> _INSTRUCTIONS TO FOLLOW_
Pick out all lines of the entries that include the word "Idle" and copy them.

> _ENTRIES_
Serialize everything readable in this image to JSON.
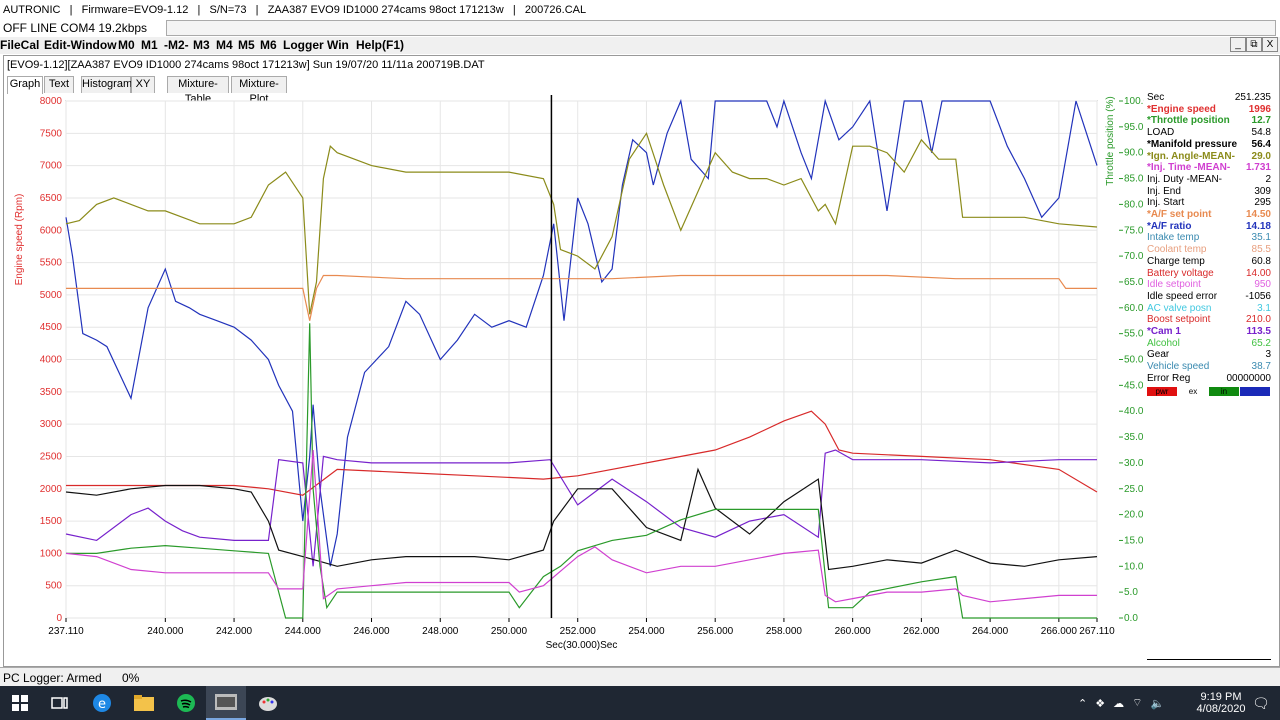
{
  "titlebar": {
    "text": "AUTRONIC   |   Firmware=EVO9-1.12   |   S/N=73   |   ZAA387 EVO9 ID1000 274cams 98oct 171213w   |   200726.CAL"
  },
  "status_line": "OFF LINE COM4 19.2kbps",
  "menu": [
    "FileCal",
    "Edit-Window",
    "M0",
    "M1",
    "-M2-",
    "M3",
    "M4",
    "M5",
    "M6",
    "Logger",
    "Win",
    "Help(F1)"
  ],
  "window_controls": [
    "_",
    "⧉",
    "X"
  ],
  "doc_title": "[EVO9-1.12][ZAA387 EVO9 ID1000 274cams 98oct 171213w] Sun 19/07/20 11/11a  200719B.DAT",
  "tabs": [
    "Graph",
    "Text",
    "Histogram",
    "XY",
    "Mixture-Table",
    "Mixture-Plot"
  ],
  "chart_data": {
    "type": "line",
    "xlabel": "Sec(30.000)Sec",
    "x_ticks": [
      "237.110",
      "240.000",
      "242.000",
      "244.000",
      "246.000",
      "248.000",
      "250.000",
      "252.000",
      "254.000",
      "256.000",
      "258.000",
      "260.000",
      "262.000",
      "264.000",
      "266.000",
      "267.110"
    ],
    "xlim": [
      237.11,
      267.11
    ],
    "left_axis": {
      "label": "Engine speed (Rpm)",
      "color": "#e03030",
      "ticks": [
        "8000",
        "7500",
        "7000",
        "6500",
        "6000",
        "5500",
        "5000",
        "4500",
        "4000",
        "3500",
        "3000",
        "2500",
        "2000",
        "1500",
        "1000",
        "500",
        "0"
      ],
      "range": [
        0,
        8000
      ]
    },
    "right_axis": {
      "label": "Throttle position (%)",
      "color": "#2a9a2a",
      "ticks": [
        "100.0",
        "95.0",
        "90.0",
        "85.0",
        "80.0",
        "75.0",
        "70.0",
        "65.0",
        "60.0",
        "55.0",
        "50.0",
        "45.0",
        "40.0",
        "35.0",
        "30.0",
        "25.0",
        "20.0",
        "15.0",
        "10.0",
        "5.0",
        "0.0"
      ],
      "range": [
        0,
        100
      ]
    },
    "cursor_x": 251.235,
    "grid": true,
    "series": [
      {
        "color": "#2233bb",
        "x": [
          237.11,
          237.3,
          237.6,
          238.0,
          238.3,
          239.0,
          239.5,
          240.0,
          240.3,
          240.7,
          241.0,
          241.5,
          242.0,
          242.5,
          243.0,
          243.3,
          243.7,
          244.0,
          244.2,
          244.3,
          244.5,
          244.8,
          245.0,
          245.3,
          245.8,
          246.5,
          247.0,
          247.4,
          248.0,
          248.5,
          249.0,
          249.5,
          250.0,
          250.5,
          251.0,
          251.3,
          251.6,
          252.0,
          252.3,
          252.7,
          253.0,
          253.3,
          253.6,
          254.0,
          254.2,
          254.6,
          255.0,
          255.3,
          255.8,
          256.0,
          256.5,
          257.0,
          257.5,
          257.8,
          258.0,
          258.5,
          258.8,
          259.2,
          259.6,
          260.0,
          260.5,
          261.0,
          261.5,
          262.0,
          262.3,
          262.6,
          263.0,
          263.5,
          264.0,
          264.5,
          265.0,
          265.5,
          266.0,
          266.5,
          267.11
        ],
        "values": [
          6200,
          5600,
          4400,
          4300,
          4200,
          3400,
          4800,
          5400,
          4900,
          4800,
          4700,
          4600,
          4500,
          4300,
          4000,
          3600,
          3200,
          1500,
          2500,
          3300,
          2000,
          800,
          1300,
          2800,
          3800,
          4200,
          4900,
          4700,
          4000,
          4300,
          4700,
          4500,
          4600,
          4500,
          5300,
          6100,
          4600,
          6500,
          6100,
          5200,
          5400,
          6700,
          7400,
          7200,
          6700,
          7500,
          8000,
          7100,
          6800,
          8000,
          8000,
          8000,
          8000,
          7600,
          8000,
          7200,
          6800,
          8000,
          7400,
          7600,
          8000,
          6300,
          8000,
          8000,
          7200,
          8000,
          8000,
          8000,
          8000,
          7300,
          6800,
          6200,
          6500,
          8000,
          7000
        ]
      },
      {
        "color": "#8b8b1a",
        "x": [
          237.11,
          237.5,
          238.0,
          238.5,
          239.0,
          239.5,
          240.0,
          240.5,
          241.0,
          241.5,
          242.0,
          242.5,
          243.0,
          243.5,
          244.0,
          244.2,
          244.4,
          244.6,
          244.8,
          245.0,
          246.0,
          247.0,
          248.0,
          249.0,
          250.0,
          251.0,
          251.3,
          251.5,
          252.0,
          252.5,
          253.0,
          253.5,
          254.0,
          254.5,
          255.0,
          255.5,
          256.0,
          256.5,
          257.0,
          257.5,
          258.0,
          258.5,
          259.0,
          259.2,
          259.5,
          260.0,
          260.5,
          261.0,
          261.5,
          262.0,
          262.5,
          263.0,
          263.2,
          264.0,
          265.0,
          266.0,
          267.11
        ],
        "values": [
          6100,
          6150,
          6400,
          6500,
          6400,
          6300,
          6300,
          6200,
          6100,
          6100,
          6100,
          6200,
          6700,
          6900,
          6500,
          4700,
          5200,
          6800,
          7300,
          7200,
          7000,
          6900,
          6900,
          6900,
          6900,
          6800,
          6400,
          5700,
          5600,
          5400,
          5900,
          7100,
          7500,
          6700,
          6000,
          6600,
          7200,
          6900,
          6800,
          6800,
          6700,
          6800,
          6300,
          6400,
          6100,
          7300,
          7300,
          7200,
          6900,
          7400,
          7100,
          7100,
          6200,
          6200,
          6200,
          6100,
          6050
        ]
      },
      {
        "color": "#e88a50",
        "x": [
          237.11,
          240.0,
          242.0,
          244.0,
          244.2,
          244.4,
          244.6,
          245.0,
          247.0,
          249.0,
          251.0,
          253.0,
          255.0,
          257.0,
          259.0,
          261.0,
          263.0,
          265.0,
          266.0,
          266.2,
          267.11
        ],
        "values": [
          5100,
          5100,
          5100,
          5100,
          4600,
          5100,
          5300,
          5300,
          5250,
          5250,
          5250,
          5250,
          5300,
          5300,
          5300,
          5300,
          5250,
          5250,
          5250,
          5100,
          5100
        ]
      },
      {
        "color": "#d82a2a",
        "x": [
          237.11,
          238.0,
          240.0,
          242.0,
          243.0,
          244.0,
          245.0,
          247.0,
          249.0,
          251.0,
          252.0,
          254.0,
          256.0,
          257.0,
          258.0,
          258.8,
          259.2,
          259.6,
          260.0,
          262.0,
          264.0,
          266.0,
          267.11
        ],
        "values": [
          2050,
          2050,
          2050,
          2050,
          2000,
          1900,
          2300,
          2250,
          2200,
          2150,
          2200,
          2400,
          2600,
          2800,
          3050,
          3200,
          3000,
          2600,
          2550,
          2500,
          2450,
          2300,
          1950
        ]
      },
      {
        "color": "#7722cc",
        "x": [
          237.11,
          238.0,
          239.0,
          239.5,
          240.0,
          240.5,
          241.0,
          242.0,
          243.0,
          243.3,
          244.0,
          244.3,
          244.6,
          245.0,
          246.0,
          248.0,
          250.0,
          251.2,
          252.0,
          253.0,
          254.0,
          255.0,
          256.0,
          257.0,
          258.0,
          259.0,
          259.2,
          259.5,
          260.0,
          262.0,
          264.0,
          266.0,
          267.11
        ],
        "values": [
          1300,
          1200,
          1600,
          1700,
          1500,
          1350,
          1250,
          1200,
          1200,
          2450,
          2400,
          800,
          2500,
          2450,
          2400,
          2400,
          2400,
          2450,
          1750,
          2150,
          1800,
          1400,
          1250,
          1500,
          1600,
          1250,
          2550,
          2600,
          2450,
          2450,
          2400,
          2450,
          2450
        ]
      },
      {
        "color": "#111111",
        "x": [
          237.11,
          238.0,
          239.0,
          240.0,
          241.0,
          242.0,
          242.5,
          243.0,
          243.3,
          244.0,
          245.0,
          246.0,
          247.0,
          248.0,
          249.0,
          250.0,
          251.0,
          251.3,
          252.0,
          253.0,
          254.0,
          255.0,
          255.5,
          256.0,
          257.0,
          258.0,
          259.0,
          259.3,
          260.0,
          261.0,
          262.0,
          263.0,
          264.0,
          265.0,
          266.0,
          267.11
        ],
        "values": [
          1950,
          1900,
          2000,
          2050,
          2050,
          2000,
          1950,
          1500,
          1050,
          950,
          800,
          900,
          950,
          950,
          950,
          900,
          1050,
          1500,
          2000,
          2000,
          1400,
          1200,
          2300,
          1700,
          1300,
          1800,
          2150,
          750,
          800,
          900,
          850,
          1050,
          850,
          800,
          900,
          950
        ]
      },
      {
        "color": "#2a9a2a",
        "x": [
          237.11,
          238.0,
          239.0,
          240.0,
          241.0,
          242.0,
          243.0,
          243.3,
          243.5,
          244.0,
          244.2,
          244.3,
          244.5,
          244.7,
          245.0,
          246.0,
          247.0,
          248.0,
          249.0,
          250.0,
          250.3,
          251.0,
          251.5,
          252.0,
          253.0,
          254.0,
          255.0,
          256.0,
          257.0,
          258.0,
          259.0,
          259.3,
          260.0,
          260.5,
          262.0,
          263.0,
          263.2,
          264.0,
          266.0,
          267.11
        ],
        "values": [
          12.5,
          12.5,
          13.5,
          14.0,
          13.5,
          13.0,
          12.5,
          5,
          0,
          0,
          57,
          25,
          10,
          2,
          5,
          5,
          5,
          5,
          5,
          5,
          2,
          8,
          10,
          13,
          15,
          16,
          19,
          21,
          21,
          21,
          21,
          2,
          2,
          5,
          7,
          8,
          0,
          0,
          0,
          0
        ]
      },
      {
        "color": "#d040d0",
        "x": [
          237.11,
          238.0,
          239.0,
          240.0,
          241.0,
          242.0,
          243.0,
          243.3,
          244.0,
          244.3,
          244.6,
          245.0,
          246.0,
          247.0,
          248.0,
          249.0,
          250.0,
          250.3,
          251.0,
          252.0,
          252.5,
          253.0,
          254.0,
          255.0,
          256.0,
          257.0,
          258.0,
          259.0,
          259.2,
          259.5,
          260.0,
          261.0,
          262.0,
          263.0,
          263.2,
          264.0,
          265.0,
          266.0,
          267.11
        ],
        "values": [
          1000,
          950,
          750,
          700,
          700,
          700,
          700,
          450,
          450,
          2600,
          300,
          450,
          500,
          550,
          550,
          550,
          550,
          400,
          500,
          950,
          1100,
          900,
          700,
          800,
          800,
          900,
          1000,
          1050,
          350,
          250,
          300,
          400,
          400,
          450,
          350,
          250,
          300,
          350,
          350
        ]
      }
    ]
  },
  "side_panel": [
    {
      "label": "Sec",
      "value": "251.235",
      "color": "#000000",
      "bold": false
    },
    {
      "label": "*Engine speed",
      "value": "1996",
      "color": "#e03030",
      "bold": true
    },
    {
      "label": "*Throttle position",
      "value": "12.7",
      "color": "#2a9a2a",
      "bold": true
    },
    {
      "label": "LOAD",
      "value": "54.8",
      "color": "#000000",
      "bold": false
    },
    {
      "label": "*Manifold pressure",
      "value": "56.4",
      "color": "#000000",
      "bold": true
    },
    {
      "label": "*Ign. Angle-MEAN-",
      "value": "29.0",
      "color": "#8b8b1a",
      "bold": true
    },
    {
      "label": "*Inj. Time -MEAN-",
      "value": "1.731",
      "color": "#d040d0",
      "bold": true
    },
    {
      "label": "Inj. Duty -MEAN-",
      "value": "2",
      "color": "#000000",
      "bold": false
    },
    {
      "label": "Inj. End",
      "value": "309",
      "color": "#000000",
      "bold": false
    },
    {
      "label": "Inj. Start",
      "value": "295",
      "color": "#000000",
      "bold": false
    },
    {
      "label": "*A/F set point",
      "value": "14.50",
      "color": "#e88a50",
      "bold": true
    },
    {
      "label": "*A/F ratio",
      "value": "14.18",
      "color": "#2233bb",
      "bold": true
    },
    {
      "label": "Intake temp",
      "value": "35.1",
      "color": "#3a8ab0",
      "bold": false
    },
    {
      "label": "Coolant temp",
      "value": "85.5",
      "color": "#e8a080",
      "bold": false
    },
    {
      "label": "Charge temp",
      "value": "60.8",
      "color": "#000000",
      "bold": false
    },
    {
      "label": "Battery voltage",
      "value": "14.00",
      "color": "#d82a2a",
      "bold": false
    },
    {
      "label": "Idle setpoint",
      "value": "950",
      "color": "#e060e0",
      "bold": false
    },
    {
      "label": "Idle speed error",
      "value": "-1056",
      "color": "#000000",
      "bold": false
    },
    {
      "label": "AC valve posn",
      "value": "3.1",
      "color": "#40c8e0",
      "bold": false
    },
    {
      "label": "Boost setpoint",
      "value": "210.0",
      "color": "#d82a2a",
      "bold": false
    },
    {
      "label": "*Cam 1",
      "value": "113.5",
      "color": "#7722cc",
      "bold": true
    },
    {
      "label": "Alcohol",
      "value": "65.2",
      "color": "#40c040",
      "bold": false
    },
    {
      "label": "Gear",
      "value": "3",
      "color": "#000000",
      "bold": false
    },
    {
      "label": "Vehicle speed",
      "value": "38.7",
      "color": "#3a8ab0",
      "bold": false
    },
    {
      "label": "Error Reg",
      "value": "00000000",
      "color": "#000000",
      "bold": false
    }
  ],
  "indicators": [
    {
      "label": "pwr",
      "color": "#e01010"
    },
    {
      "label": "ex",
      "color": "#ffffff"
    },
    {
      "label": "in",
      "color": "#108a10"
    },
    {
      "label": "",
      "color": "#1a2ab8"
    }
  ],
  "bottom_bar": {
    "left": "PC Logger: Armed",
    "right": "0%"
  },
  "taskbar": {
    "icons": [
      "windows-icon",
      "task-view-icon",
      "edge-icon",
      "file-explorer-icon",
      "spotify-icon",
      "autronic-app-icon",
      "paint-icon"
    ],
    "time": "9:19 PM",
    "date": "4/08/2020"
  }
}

> _COMPLETE ANSWER_
      "label": "Idle setpoint",
      "label": "Idle speed error",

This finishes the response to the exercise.